Entries provided >>
━━━━━━━━━━━━━━━━━━━━
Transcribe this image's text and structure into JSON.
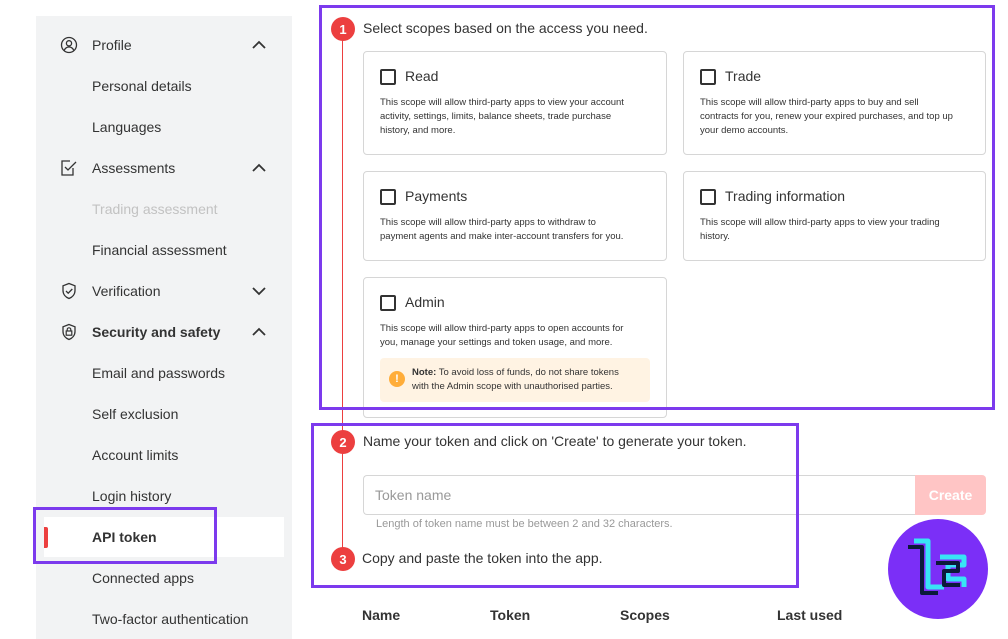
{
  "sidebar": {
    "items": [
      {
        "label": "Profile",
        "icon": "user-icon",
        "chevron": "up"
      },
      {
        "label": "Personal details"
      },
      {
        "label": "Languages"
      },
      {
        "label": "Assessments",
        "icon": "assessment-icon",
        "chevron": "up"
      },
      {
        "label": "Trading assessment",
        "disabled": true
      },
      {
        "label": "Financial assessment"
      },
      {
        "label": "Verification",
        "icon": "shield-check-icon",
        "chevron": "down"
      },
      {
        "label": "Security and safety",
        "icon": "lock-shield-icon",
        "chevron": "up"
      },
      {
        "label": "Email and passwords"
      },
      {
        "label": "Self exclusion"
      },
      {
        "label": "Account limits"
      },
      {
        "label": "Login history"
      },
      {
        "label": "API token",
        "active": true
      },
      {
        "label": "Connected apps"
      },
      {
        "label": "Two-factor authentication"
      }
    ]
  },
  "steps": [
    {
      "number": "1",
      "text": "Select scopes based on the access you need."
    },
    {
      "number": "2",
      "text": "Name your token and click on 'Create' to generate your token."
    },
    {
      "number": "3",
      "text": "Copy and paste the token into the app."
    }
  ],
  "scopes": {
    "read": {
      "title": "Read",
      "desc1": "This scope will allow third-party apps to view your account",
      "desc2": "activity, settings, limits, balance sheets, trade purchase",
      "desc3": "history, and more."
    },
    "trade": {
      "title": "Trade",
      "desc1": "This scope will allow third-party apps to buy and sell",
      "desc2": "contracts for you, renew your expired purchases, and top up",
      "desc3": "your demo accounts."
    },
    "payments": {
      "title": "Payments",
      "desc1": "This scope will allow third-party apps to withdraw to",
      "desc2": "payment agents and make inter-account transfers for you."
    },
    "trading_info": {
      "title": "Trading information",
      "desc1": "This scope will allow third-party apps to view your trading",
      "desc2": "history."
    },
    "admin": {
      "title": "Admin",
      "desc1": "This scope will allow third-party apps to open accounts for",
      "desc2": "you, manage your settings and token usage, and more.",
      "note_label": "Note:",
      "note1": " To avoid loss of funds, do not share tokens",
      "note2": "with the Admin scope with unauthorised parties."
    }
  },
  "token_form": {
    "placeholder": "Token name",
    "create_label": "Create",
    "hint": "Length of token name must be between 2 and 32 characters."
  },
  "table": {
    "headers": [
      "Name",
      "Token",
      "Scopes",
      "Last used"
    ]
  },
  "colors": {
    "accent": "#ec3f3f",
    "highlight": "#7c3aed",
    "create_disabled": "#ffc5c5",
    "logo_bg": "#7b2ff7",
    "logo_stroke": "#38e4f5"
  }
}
━━━━━━━━━━━━━━━━━━━━
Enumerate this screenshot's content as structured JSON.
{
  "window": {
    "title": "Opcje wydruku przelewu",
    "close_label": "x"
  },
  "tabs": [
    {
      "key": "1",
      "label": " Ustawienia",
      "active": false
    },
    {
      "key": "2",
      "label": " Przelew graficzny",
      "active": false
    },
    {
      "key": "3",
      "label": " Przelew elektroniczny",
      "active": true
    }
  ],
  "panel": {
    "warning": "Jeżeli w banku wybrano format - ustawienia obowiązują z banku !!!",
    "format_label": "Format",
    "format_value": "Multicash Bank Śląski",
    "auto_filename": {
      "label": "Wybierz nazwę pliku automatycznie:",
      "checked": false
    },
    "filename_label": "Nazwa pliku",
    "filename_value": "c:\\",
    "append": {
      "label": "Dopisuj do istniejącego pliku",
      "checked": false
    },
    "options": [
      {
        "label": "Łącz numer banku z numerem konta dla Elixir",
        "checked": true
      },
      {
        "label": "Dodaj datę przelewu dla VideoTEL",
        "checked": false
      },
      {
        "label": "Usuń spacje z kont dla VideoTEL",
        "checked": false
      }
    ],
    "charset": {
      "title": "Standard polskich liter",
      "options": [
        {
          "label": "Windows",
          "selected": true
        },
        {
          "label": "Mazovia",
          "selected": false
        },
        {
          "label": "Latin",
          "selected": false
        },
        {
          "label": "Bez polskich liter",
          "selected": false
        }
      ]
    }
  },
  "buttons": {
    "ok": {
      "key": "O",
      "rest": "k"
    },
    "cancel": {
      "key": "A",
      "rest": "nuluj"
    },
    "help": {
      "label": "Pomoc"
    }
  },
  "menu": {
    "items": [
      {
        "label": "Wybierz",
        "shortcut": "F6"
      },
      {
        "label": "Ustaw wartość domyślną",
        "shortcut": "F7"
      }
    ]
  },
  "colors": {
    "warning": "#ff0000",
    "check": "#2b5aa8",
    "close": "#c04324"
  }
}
━━━━━━━━━━━━━━━━━━━━
Work instructions >>
Look through the entries and find each line that has the string "third". Copy those lines.

Task answer >>
      "desc1": "This scope will allow third-party apps to view your account",
      "desc1": "This scope will allow third-party apps to buy and sell",
      "desc1": "This scope will allow third-party apps to withdraw to",
      "desc1": "This scope will allow third-party apps to view your trading",
      "desc1": "This scope will allow third-party apps to open accounts for",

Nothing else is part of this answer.